### TASK DETAILS
Return the records that follow, matching each one exactly.

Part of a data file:

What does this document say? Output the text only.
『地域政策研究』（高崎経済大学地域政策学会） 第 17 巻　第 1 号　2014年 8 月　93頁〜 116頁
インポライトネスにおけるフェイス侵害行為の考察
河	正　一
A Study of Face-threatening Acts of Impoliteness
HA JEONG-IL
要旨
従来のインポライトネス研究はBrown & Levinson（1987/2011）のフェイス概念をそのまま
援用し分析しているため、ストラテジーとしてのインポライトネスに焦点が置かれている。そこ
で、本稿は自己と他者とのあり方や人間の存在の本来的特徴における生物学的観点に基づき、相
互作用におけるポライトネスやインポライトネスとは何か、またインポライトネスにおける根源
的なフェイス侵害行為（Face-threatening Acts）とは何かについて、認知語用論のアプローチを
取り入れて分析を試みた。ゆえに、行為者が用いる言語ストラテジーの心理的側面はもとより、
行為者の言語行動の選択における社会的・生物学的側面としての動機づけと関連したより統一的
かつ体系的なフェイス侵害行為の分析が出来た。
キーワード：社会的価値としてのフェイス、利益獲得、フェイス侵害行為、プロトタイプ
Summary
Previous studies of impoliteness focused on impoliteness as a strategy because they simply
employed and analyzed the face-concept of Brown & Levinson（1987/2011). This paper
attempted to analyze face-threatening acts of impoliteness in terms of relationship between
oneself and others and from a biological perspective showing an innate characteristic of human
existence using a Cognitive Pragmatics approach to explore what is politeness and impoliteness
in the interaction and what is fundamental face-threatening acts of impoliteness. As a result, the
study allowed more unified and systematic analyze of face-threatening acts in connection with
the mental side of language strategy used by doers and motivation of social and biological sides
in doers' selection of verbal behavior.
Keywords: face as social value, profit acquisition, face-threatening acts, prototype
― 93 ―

### TASK OUTPUT
What does this document say? Output the text only.
『地域政策研究』（高崎経済大学地域政策学会） 第 17 巻　第 1 号　2014年 8 月　93頁〜 116頁
インポライトネスにおけるフェイス侵害行為の考察
河	正　一
A Study of Face-threatening Acts of Impoliteness
HA JEONG-IL
要旨
従来のインポライトネス研究はBrown & Levinson（1987/2011）のフェイス概念をそのまま
援用し分析しているため、ストラテジーとしてのインポライトネスに焦点が置かれている。そこ
で、本稿は自己と他者とのあり方や人間の存在の本来的特徴における生物学的観点に基づき、相
互作用におけるポライトネスやインポライトネスとは何か、またインポライトネスにおける根源
的なフェイス侵害行為（Face-threatening Acts）とは何かについて、認知語用論のアプローチを
取り入れて分析を試みた。ゆえに、行為者が用いる言語ストラテジーの心理的側面はもとより、
行為者の言語行動の選択における社会的・生物学的側面としての動機づけと関連したより統一的
かつ体系的なフェイス侵害行為の分析が出来た。
キーワード：社会的価値としてのフェイス、利益獲得、フェイス侵害行為、プロトタイプ
Summary
Previous studies of impoliteness focused on impoliteness as a strategy because they simply
employed and analyzed the face-concept of Brown & Levinson（1987/2011). This paper
attempted to analyze face-threatening acts of impoliteness in terms of relationship between
oneself and others and from a biological perspective showing an innate characteristic of human
existence using a Cognitive Pragmatics approach to explore what is politeness and impoliteness
in the interaction and what is fundamental face-threatening acts of impoliteness. As a result, the
study allowed more unified and systematic analyze of face-threatening acts in connection with
the mental side of language strategy used by doers and motivation of social and biological sides
in doers' selection of verbal behavior.
Keywords: face as social value, profit acquisition, face-threatening acts, prototype
― 93 ―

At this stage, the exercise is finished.